>> begin

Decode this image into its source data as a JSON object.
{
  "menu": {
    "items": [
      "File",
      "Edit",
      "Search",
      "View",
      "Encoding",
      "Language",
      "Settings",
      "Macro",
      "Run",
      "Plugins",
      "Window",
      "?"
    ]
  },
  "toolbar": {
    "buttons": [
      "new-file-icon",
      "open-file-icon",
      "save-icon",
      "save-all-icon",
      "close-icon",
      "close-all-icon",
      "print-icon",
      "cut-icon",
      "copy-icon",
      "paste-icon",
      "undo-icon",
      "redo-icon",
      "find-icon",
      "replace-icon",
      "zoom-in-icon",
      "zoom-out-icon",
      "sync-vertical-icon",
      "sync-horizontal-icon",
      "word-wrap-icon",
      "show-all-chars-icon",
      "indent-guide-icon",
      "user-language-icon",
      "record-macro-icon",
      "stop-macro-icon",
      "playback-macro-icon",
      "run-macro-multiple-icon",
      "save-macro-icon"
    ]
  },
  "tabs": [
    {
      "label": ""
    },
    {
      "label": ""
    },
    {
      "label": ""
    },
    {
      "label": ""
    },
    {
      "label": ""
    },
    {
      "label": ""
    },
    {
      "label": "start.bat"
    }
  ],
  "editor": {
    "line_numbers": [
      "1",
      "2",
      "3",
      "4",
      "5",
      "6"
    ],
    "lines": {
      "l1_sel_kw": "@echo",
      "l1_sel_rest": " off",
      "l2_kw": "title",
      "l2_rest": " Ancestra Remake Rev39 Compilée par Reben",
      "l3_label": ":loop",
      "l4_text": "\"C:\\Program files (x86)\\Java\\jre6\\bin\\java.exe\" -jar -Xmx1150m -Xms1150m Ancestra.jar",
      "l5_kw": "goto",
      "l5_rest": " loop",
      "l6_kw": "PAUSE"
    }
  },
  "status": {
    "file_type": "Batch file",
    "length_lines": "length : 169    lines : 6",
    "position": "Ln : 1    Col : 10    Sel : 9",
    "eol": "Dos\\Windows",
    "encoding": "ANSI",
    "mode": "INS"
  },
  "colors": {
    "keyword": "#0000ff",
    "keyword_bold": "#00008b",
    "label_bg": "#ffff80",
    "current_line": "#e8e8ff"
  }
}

>> end
>> begin

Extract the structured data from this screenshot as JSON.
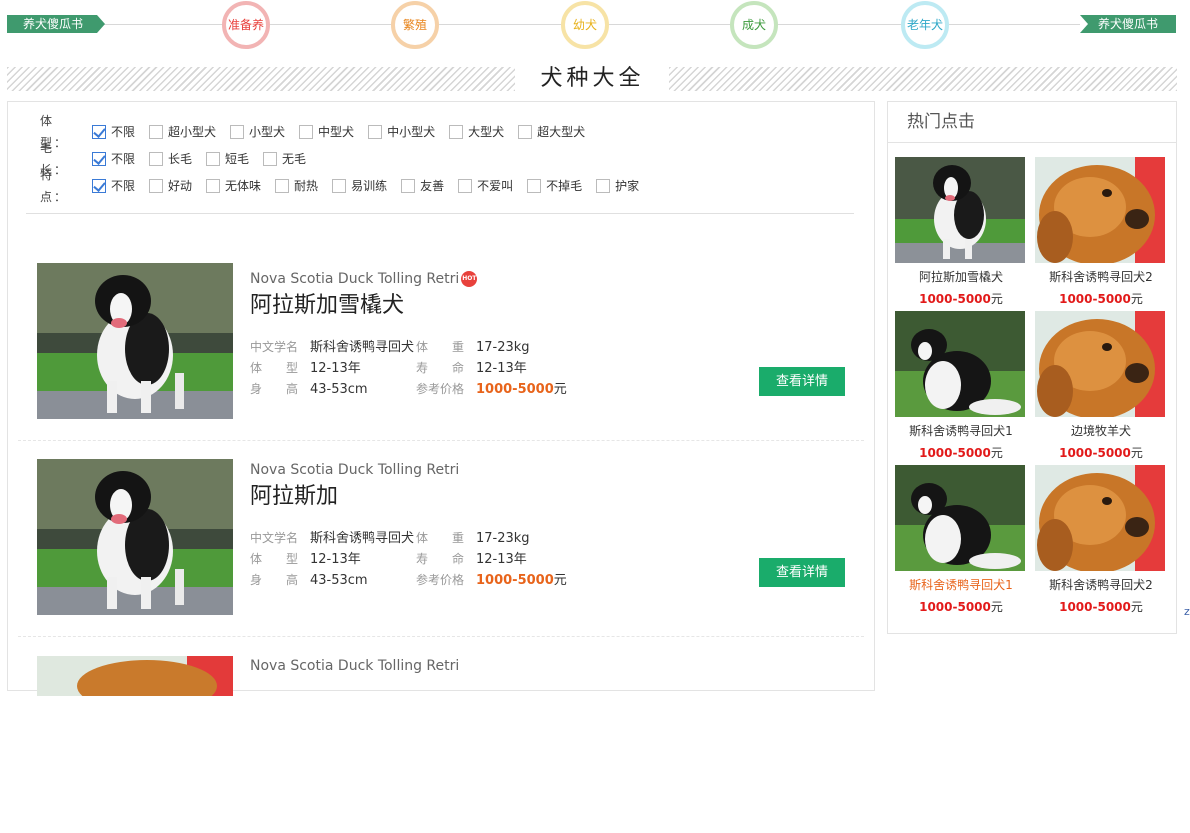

>> end
>> begin

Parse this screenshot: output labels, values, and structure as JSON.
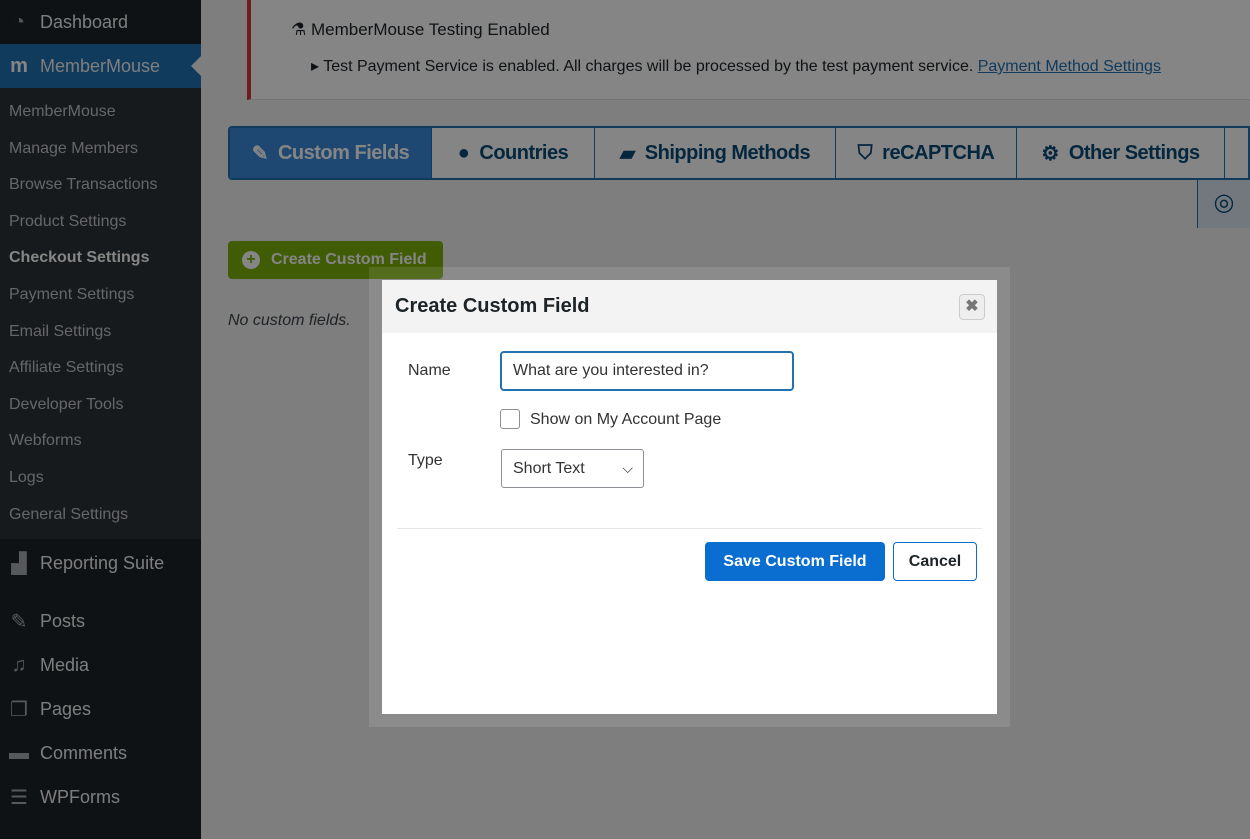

>> end

EXERCISE DETAILS
List every line in the records above that contains the word "screenshot".

SOLVED PROBLEM
Extract the structured data from this screenshot as JSON.
Parse this screenshot: output labels, values, and structure as JSON.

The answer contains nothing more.